:: Excerpted records ::
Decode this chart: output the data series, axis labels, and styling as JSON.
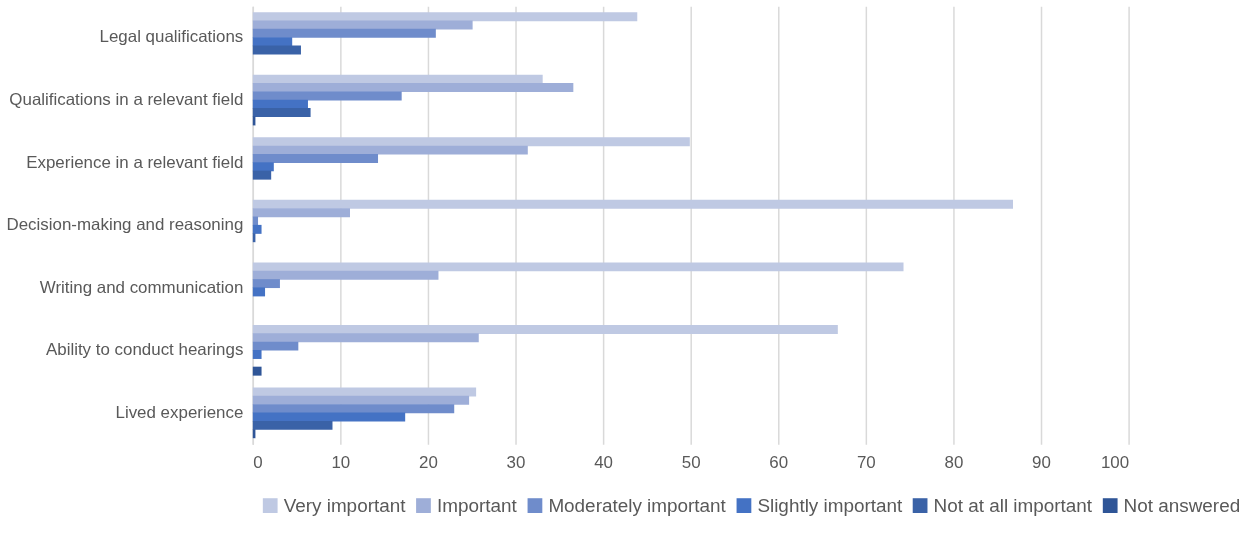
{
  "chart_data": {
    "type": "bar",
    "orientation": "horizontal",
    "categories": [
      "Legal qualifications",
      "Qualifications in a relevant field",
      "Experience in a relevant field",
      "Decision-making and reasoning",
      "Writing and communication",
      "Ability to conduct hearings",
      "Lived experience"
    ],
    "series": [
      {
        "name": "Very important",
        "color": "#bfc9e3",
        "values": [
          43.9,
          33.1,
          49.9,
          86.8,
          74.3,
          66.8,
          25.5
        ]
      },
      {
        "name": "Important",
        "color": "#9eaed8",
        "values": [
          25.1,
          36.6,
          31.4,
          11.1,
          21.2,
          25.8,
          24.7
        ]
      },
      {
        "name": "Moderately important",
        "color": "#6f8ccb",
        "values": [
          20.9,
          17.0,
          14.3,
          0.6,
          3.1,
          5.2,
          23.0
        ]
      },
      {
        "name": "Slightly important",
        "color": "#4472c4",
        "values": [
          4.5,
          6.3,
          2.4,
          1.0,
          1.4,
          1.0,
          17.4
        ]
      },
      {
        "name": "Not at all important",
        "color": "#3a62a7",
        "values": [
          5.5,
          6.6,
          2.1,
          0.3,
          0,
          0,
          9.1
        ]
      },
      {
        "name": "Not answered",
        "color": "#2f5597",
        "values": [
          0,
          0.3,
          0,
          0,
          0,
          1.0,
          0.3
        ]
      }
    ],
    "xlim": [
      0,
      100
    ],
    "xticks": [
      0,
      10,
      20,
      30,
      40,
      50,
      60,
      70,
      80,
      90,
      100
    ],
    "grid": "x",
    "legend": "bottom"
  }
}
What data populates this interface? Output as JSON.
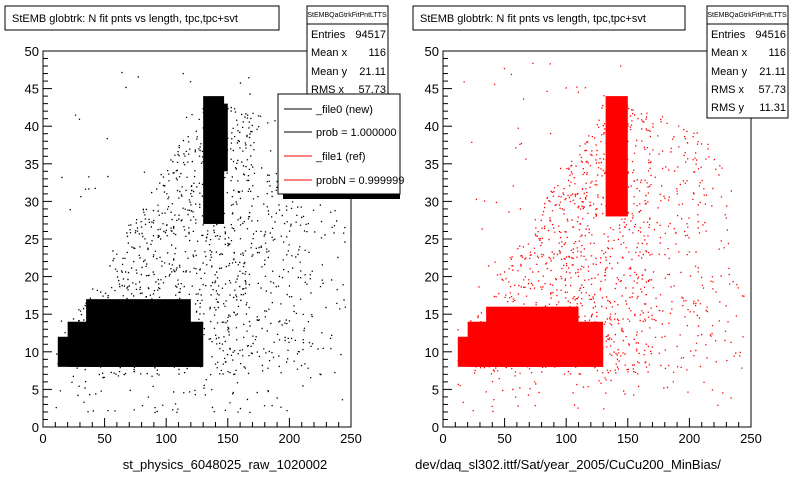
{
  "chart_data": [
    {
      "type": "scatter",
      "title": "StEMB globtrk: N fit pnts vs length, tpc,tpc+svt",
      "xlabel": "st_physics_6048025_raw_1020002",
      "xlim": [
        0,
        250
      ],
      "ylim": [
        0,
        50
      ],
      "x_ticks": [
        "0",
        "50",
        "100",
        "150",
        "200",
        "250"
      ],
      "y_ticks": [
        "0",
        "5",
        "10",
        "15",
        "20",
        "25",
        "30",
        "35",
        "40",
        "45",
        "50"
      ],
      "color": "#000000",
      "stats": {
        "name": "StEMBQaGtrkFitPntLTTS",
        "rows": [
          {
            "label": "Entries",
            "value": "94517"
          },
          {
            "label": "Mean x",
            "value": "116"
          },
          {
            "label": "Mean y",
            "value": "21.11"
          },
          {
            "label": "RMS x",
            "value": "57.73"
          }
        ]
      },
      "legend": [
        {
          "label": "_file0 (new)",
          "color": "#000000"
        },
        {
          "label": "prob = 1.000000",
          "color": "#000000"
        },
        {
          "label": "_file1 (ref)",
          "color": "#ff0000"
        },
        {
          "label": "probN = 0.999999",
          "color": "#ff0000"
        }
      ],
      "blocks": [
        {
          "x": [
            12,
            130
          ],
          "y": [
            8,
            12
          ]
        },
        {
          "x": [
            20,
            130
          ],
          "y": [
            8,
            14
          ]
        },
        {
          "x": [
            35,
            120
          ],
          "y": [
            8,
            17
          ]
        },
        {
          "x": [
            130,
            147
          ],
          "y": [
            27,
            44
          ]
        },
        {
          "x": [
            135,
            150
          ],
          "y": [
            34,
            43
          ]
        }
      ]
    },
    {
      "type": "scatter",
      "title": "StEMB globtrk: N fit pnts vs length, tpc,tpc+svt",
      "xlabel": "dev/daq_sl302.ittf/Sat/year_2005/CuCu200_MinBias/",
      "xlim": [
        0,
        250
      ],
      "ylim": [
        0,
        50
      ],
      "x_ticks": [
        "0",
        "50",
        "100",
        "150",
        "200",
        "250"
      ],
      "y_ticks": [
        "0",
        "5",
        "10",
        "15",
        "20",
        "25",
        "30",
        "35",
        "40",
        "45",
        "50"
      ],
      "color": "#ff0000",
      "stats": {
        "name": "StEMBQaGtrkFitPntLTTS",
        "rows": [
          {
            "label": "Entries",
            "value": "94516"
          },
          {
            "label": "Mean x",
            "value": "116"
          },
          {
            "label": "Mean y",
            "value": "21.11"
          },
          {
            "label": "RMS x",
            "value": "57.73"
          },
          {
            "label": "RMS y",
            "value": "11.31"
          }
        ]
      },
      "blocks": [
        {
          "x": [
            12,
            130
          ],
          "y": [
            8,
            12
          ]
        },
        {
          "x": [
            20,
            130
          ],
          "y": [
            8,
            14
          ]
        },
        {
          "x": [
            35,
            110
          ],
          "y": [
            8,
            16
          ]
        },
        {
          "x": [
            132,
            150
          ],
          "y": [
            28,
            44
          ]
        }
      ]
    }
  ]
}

:: Task to complete ::
Scan the material above for the word "series". Copy each line where it occurs.

:: Completed exercise ::
Decode this chart: output the data series, axis labels, and styling as JSON.
    "series": [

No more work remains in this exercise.